DESCRIPTION OF THE TASK: Pull every line containing "Output" out of the material below.

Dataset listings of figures
==*==

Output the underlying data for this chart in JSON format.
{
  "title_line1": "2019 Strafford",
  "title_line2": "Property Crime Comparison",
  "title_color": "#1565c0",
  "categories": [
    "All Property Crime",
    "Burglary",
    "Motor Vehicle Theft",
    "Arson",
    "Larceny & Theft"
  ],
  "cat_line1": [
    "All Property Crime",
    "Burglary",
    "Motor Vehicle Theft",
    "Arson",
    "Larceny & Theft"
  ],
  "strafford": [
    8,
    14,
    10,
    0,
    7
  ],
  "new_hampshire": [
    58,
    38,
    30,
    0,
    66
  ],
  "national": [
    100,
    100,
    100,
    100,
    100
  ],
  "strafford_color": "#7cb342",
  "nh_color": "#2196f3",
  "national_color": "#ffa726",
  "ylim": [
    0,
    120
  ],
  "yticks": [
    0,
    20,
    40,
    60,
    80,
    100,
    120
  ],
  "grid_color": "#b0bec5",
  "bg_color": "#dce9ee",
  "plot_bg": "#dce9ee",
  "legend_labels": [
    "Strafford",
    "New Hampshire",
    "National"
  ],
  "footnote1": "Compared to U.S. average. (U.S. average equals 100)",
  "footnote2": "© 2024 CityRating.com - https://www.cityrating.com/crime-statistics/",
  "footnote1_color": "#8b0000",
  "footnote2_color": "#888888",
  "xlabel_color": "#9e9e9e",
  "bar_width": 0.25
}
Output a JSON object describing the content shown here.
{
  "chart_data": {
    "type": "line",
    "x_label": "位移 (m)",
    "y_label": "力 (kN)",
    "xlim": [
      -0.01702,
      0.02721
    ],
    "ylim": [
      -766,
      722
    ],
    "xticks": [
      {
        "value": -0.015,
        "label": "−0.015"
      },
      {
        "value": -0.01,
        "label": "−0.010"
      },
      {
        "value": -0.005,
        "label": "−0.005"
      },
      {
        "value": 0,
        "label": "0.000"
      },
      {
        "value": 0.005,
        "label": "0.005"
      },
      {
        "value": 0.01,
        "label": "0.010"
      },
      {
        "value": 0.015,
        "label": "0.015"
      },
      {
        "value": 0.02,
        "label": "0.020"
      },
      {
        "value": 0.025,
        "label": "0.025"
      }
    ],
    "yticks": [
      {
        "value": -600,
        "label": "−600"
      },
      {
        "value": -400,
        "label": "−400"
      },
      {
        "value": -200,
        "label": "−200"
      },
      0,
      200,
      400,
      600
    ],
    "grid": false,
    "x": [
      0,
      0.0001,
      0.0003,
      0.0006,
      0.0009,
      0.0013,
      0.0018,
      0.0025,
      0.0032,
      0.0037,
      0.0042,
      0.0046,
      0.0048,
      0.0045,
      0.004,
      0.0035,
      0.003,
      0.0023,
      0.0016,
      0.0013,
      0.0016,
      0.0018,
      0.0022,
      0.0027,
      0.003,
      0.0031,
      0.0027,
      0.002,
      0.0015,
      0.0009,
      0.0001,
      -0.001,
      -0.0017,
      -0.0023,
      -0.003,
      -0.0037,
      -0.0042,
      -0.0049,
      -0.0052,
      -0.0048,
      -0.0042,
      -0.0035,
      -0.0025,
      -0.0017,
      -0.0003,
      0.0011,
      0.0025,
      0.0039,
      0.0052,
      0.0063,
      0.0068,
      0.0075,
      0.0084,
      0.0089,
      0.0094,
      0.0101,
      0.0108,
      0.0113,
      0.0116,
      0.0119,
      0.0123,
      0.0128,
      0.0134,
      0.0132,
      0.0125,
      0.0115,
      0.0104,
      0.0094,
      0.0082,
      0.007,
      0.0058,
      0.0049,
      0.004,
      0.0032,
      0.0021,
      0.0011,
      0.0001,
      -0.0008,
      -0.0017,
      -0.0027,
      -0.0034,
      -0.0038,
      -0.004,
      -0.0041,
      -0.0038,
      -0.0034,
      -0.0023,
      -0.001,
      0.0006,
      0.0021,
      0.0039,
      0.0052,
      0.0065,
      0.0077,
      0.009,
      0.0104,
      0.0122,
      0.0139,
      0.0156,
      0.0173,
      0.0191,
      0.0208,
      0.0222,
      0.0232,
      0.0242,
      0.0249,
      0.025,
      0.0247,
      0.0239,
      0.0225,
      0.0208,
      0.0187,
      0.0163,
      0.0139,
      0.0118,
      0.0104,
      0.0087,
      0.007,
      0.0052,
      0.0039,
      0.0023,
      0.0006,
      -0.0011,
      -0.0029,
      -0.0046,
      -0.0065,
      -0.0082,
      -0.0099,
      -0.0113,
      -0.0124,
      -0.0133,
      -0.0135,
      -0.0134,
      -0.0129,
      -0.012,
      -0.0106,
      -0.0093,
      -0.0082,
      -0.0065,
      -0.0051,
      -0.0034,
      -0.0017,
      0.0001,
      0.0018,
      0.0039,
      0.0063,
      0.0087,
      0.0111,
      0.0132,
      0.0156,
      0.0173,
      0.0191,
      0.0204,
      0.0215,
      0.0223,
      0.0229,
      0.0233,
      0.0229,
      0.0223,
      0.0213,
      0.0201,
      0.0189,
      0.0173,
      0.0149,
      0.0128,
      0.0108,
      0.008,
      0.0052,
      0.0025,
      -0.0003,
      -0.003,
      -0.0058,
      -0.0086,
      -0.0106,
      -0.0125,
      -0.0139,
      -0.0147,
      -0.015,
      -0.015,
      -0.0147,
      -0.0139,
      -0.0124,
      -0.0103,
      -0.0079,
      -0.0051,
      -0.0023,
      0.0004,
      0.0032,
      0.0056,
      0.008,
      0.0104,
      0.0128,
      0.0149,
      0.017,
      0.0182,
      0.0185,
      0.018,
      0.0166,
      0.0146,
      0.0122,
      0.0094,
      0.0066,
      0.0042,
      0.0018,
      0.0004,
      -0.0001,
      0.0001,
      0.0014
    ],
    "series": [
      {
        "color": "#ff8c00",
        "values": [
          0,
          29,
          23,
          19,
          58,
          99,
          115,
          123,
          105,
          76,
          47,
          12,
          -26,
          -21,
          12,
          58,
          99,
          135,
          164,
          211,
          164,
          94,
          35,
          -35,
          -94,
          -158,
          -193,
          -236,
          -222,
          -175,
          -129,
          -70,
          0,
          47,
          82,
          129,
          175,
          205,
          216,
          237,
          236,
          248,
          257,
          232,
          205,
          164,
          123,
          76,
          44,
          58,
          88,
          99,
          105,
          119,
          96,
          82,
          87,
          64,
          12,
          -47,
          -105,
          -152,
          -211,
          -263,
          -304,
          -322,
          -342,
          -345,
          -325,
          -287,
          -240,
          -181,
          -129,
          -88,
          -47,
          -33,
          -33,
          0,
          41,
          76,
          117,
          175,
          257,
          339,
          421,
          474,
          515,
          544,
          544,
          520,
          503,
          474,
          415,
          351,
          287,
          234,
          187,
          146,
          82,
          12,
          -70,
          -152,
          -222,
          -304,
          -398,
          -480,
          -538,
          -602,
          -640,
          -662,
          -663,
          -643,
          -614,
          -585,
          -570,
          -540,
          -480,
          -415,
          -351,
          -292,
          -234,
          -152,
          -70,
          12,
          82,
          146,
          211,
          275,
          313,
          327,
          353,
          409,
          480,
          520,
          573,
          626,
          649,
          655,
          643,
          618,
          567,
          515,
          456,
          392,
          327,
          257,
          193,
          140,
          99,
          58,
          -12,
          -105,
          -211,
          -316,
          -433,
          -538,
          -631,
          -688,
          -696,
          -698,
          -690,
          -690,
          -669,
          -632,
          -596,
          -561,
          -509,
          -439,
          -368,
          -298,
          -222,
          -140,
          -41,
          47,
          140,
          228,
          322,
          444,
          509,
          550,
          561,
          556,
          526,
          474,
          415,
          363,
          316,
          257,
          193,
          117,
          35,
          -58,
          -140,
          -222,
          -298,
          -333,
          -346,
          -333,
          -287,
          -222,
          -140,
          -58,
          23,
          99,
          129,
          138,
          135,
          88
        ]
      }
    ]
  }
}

==*==

SOLUTION:
Output the underlying data for this chart in JSON format.
Output a JSON object describing the content shown here.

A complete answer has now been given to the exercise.